▶ **Set exercise**
All of the lines below are to be transcribed faithfully, with pictures excluded from the copy.
--- Start of Record list ---
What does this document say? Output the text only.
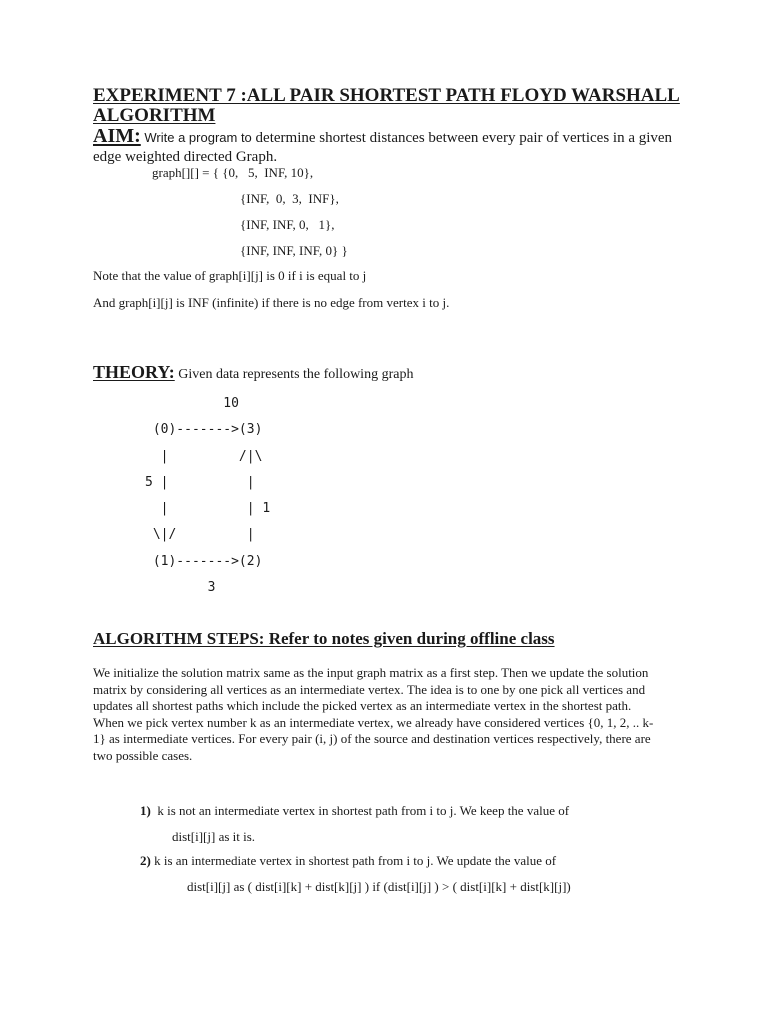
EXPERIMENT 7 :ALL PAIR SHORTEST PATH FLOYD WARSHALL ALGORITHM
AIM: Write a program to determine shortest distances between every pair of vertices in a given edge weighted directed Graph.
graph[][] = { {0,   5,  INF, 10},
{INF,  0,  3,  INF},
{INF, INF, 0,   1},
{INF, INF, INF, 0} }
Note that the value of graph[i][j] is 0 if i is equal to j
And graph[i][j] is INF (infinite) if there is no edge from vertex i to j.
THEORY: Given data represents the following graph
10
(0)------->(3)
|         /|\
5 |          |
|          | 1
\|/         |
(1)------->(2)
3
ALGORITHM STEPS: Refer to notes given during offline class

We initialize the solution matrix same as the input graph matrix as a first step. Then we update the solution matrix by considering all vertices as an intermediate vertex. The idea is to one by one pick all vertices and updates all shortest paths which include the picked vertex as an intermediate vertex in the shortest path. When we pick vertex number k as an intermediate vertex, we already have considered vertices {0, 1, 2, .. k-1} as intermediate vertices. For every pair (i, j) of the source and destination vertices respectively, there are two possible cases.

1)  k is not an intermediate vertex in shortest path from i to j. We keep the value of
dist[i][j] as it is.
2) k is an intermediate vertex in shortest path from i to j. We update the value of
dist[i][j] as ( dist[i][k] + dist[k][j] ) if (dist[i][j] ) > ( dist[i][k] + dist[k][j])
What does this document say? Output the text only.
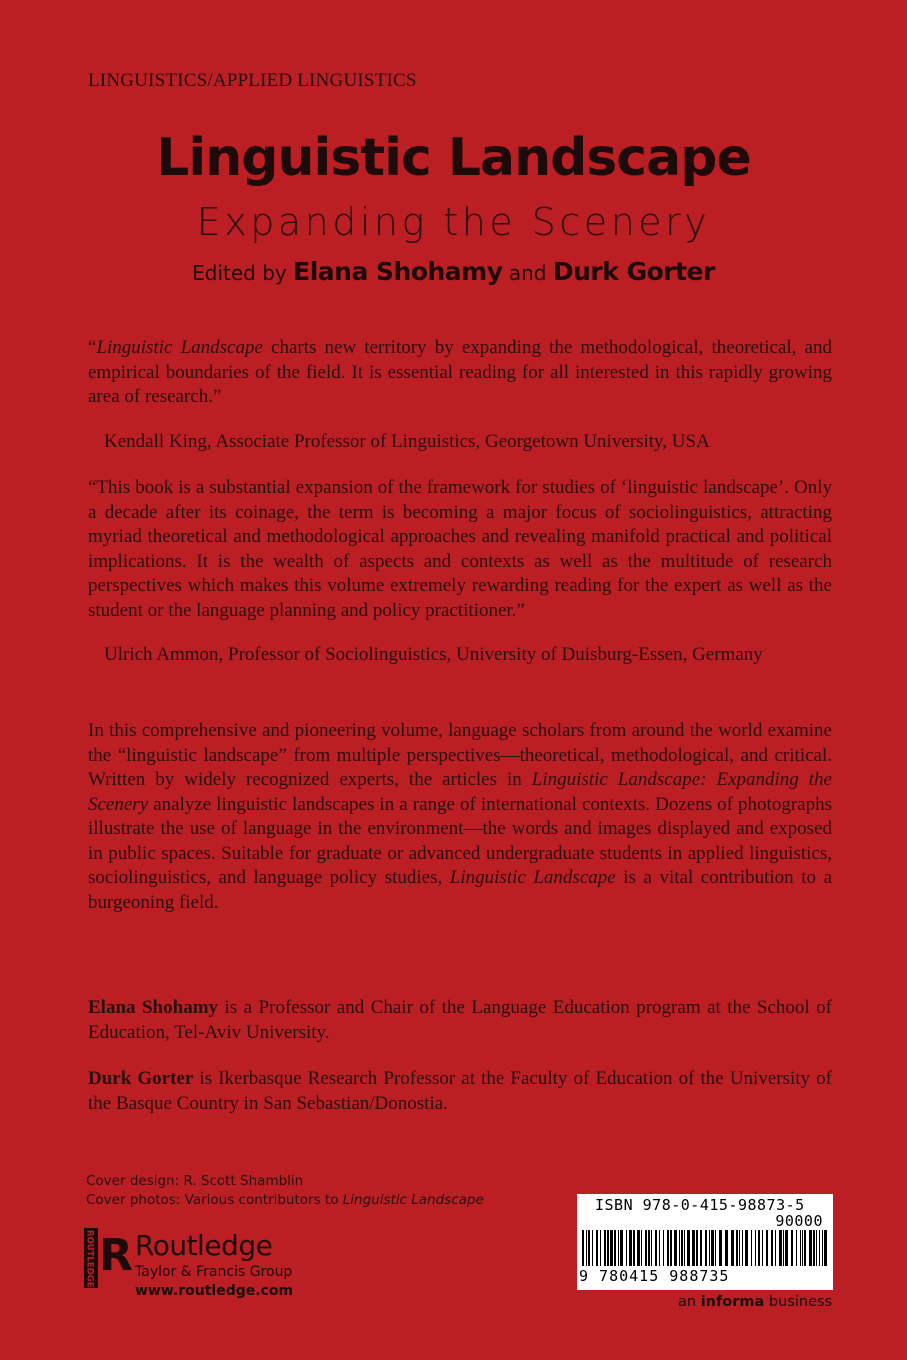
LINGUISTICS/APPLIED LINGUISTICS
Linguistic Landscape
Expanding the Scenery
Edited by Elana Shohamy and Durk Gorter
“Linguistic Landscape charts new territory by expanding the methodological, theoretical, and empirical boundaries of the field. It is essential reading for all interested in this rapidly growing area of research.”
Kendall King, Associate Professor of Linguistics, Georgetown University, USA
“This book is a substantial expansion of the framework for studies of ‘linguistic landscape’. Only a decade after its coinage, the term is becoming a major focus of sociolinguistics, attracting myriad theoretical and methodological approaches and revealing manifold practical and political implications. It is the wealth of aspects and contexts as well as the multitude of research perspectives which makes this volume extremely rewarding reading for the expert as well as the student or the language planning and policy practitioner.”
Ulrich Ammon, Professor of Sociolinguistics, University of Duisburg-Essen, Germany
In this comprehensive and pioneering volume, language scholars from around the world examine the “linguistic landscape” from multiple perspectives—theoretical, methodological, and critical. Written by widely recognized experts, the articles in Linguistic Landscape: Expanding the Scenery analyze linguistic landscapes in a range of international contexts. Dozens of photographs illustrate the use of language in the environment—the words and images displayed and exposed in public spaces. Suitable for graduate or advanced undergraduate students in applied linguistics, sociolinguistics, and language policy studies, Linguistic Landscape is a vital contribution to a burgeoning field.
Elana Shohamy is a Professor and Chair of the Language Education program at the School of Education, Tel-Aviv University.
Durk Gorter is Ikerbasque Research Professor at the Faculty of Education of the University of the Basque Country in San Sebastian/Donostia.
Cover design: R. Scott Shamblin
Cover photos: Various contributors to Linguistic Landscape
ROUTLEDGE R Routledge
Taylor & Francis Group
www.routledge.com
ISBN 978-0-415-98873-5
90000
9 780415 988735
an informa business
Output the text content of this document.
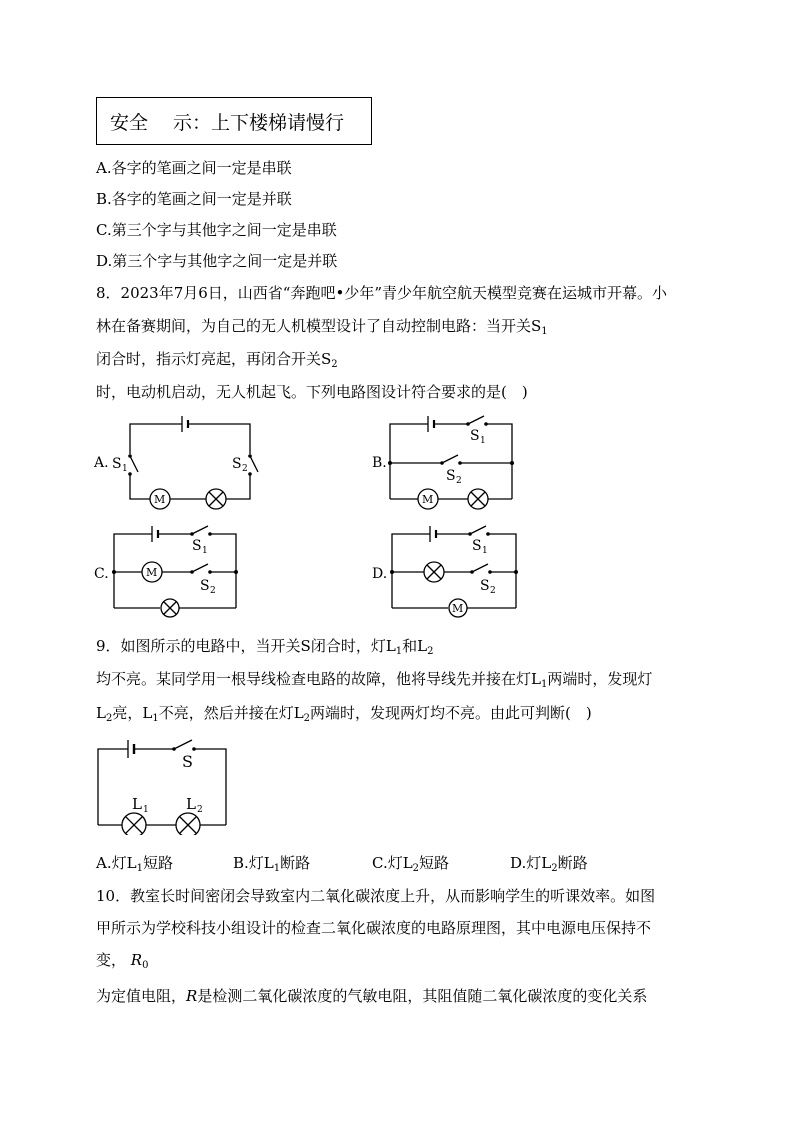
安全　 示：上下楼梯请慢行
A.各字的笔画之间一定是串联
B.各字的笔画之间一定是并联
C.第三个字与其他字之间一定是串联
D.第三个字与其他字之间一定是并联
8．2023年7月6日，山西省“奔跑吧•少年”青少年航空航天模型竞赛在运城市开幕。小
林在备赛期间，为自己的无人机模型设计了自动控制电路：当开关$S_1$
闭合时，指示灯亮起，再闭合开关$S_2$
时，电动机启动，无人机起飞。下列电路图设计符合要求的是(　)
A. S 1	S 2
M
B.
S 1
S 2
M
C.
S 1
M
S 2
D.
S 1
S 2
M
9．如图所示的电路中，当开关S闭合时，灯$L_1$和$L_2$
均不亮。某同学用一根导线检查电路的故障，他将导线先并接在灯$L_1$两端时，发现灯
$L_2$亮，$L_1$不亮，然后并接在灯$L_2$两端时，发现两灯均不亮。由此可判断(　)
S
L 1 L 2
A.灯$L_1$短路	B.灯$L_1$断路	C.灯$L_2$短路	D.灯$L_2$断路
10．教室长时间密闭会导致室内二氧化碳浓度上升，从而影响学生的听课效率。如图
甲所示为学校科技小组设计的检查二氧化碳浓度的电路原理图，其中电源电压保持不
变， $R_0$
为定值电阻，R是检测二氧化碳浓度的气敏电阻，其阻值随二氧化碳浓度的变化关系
--- End of Record list ---
▶ **Solution for this exercise**
What does this document say? Output the text only.
EXPERIMENT 7 :ALL PAIR SHORTEST PATH FLOYD WARSHALL ALGORITHM
AIM: Write a program to determine shortest distances between every pair of vertices in a given edge weighted directed Graph.
graph[][] = { {0,   5,  INF, 10},
{INF,  0,  3,  INF},
{INF, INF, 0,   1},
{INF, INF, INF, 0} }
Note that the value of graph[i][j] is 0 if i is equal to j
And graph[i][j] is INF (infinite) if there is no edge from vertex i to j.
THEORY: Given data represents the following graph
10
(0)------->(3)
|         /|\
5 |          |
|          | 1
\|/         |
(1)------->(2)
3
ALGORITHM STEPS: Refer to notes given during offline class

We initialize the solution matrix same as the input graph matrix as a first step. Then we update the solution matrix by considering all vertices as an intermediate vertex. The idea is to one by one pick all vertices and updates all shortest paths which include the picked vertex as an intermediate vertex in the shortest path. When we pick vertex number k as an intermediate vertex, we already have considered vertices {0, 1, 2, .. k-1} as intermediate vertices. For every pair (i, j) of the source and destination vertices respectively, there are two possible cases.

1)  k is not an intermediate vertex in shortest path from i to j. We keep the value of
dist[i][j] as it is.
2) k is an intermediate vertex in shortest path from i to j. We update the value of
dist[i][j] as ( dist[i][k] + dist[k][j] ) if (dist[i][j] ) > ( dist[i][k] + dist[k][j])
What does this document say? Output the text only.
LINGUISTICS/APPLIED LINGUISTICS
Linguistic Landscape
Expanding the Scenery
Edited by Elana Shohamy and Durk Gorter
“Linguistic Landscape charts new territory by expanding the methodological, theoretical, and empirical boundaries of the field. It is essential reading for all interested in this rapidly growing area of research.”
Kendall King, Associate Professor of Linguistics, Georgetown University, USA
“This book is a substantial expansion of the framework for studies of ‘linguistic landscape’. Only a decade after its coinage, the term is becoming a major focus of sociolinguistics, attracting myriad theoretical and methodological approaches and revealing manifold practical and political implications. It is the wealth of aspects and contexts as well as the multitude of research perspectives which makes this volume extremely rewarding reading for the expert as well as the student or the language planning and policy practitioner.”
Ulrich Ammon, Professor of Sociolinguistics, University of Duisburg-Essen, Germany
In this comprehensive and pioneering volume, language scholars from around the world examine the “linguistic landscape” from multiple perspectives—theoretical, methodological, and critical. Written by widely recognized experts, the articles in Linguistic Landscape: Expanding the Scenery analyze linguistic landscapes in a range of international contexts. Dozens of photographs illustrate the use of language in the environment—the words and images displayed and exposed in public spaces. Suitable for graduate or advanced undergraduate students in applied linguistics, sociolinguistics, and language policy studies, Linguistic Landscape is a vital contribution to a burgeoning field.
Elana Shohamy is a Professor and Chair of the Language Education program at the School of Education, Tel-Aviv University.
Durk Gorter is Ikerbasque Research Professor at the Faculty of Education of the University of the Basque Country in San Sebastian/Donostia.
Cover design: R. Scott Shamblin
Cover photos: Various contributors to Linguistic Landscape
ROUTLEDGE R Routledge
Taylor & Francis Group
www.routledge.com
ISBN 978-0-415-98873-5
90000
9 780415 988735
an informa business
Output the text content of this document.
安全　 示：上下楼梯请慢行
A.各字的笔画之间一定是串联
B.各字的笔画之间一定是并联
C.第三个字与其他字之间一定是串联
D.第三个字与其他字之间一定是并联
8．2023年7月6日，山西省“奔跑吧•少年”青少年航空航天模型竞赛在运城市开幕。小
林在备赛期间，为自己的无人机模型设计了自动控制电路：当开关$S_1$
闭合时，指示灯亮起，再闭合开关$S_2$
时，电动机启动，无人机起飞。下列电路图设计符合要求的是(　)
A. S 1	S 2
M
B.
S 1
S 2
M
C.
S 1
M
S 2
D.
S 1
S 2
M
9．如图所示的电路中，当开关S闭合时，灯$L_1$和$L_2$
均不亮。某同学用一根导线检查电路的故障，他将导线先并接在灯$L_1$两端时，发现灯
$L_2$亮，$L_1$不亮，然后并接在灯$L_2$两端时，发现两灯均不亮。由此可判断(　)
S
L 1 L 2
A.灯$L_1$短路	B.灯$L_1$断路	C.灯$L_2$短路	D.灯$L_2$断路
10．教室长时间密闭会导致室内二氧化碳浓度上升，从而影响学生的听课效率。如图
甲所示为学校科技小组设计的检查二氧化碳浓度的电路原理图，其中电源电压保持不
变， $R_0$
为定值电阻，R是检测二氧化碳浓度的气敏电阻，其阻值随二氧化碳浓度的变化关系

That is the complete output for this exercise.